* EXERCISE INSTRUCTIONS
Among the lines below, list those containing the string "heading".

[Collected data]
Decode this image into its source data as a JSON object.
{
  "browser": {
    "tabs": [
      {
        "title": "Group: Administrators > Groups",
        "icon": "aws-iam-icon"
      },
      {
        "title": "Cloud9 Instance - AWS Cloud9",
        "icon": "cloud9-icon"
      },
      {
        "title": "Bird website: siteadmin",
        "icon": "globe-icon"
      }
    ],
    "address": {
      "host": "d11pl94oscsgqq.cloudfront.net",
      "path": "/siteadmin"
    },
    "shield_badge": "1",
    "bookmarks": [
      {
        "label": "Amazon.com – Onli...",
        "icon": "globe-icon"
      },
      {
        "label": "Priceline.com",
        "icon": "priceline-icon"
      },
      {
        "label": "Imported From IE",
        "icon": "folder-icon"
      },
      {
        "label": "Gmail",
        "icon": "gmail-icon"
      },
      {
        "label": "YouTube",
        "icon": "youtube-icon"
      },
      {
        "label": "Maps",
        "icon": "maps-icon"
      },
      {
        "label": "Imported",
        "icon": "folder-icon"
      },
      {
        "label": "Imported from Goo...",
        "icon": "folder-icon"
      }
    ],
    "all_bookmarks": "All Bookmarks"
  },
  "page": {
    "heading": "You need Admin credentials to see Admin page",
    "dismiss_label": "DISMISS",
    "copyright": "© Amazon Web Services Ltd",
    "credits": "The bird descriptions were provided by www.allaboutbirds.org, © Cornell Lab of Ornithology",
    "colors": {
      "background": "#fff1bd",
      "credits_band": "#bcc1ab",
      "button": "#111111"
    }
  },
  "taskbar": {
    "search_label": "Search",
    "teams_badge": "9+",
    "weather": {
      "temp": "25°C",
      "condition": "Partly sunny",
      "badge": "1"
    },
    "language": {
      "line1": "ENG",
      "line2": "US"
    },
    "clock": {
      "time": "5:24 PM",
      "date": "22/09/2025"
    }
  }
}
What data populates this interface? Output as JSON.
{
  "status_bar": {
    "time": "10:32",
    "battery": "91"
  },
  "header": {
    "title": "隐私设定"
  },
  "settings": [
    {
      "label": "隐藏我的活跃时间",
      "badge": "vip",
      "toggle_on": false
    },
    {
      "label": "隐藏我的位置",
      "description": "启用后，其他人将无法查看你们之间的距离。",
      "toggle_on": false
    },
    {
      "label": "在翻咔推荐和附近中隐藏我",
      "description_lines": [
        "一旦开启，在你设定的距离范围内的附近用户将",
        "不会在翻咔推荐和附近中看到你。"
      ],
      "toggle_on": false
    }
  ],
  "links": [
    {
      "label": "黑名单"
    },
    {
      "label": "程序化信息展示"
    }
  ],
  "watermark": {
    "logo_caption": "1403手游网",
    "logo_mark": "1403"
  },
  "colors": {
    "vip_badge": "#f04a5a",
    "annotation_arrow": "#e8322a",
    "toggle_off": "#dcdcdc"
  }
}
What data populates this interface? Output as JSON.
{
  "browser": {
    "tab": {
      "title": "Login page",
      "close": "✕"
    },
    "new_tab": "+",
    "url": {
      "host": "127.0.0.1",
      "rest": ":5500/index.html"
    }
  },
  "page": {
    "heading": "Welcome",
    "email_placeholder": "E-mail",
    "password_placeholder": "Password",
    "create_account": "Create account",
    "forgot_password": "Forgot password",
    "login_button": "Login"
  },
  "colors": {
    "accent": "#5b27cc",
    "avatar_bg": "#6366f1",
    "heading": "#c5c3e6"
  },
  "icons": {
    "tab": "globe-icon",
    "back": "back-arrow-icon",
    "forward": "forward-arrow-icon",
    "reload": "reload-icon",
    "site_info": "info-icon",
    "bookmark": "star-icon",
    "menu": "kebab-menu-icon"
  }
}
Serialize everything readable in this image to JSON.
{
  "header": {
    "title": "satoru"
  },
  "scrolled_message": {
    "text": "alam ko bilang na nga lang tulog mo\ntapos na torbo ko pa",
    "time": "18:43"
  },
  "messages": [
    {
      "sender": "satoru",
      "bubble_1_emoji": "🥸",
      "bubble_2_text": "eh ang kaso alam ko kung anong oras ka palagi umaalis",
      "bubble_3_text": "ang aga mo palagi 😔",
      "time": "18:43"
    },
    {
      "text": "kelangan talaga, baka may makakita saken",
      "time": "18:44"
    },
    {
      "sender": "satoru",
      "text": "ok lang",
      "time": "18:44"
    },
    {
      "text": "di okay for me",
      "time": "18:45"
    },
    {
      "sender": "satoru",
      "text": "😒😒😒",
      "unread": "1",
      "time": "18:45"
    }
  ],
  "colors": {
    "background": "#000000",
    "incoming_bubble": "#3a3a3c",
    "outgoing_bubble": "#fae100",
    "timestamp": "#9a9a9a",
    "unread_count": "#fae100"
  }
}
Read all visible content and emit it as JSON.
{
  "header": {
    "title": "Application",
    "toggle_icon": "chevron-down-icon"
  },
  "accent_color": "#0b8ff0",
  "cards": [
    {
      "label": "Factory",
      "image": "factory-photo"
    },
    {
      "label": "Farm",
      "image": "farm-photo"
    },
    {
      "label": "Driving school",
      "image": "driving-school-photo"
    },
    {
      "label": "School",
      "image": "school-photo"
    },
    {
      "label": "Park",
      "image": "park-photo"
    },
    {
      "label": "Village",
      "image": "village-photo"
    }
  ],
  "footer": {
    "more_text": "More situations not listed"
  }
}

* THE REPLY
    "heading": "You need Admin credentials to see Admin page",
    "heading": "Welcome",
    "heading": "#c5c3e6"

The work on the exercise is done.